** Start of Records for this exercise **
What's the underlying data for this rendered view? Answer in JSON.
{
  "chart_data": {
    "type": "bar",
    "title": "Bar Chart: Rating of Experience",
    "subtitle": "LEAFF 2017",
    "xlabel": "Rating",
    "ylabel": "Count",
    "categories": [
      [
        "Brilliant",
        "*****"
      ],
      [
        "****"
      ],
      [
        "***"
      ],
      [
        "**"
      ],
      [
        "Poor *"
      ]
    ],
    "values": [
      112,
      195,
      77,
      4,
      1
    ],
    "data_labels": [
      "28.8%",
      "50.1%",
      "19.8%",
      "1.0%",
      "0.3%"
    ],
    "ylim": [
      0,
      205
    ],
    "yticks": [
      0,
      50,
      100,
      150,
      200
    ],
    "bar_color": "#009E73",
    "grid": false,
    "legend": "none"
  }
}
** End of Records for this exercise **
** Start of Records for this exercise **
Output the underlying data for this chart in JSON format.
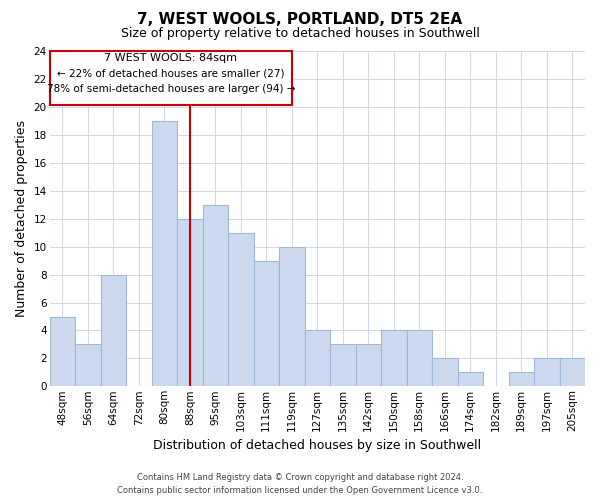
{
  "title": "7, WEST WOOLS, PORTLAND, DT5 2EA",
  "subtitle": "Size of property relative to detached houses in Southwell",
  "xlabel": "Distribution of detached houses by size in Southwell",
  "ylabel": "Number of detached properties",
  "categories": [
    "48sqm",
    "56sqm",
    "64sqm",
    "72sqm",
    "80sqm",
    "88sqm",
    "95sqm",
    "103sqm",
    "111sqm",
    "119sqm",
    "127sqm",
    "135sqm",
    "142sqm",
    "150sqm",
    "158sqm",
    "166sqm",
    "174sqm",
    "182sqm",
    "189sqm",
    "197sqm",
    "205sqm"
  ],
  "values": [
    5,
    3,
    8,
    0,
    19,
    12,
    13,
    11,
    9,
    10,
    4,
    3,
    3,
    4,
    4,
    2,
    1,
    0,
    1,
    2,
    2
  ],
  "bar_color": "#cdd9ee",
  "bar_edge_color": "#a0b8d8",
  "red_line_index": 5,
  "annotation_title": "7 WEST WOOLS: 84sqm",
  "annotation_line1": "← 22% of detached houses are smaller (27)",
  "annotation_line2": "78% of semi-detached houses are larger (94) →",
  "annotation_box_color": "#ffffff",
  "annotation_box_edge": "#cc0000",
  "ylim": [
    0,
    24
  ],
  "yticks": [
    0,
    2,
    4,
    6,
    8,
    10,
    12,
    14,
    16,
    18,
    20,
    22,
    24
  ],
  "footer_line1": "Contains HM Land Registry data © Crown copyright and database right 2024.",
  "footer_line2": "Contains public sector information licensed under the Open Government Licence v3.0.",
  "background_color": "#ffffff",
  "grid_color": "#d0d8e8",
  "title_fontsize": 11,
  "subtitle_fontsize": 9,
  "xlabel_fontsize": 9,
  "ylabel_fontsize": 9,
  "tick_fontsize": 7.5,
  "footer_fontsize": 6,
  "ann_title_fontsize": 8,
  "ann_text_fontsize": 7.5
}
** End of Records for this exercise **
=== Brief ===
Look through the listing above and count the lines where the string "JSON" appears. Report the number only.

=== Full solution ===
2